» The request
Reproduce the account of the Fat Duck visit below word for word, from its title to its final sentence.

» Supplied text
Skinny Human Visits Fat Duck
Heston Blumenthal is a chef well known amongst those who are into fine dining. His restaurant “The Fat Duck” has won numerous awards including three Michelin Stars, and Restaurant of the Year. When I say “Restaurant of the Year”, I don’t just mean restaurant of the year in Bray, Berkshire, or even all of the UK. This is a ranking that rates the most highly-regarded restaurants in the world. In this list, it has consistently placed highly, often coming second, and this year slipping to third with the remarkable rise of København restaurant “Noma“. Also often placing highly on this list are Per Se, Tetsuya’s, and Jean Georges, all restaurants that have been mentioned somewhere on this site.
I made the journey with the same two friends who I visited Gordon Ramsay’s restaurant with about nine months ago, and while they spent the intervening time getting engaged, I was getting hungry. In the context of timing, the visit was well-placed. I had recently returned from New York (a foodie’s wonder-city) to Heerenveen where I had very nearly cried when presented with the “provided dinner” (a.k.a. boarding house slop) that our building insists on serving to us. Unsurprisingly, I am taking every opportunity possible to escape and the Fat Duck came to the rescue in a timely manner.

» Given material
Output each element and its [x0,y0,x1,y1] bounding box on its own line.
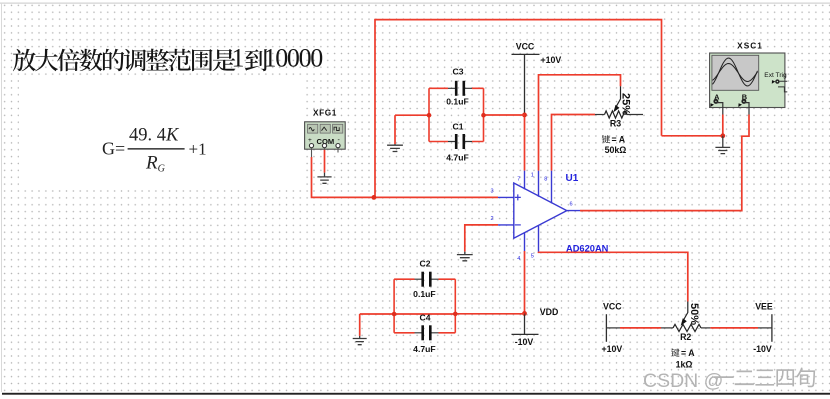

» Output of the task
Skinny Human Visits Fat Duck
Heston Blumenthal is a chef well known amongst those who are into fine dining. His restaurant “The Fat Duck” has won numerous awards including three Michelin Stars, and Restaurant of the Year. When I say “Restaurant of the Year”, I don’t just mean restaurant of the year in Bray, Berkshire, or even all of the UK. This is a ranking that rates the most highly-regarded restaurants in the world. In this list, it has consistently placed highly, often coming second, and this year slipping to third with the remarkable rise of København restaurant “Noma“. Also often placing highly on this list are Per Se, Tetsuya’s, and Jean Georges, all restaurants that have been mentioned somewhere on this site.
I made the journey with the same two friends who I visited Gordon Ramsay’s restaurant with about nine months ago, and while they spent the intervening time getting engaged, I was getting hungry. In the context of timing, the visit was well-placed. I had recently returned from New York (a foodie’s wonder-city) to Heerenveen where I had very nearly cried when presented with the “provided dinner” (a.k.a. boarding house slop) that our building insists on serving to us. Unsurprisingly, I am taking every opportunity possible to escape and the Fat Duck came to the rescue in a timely manner.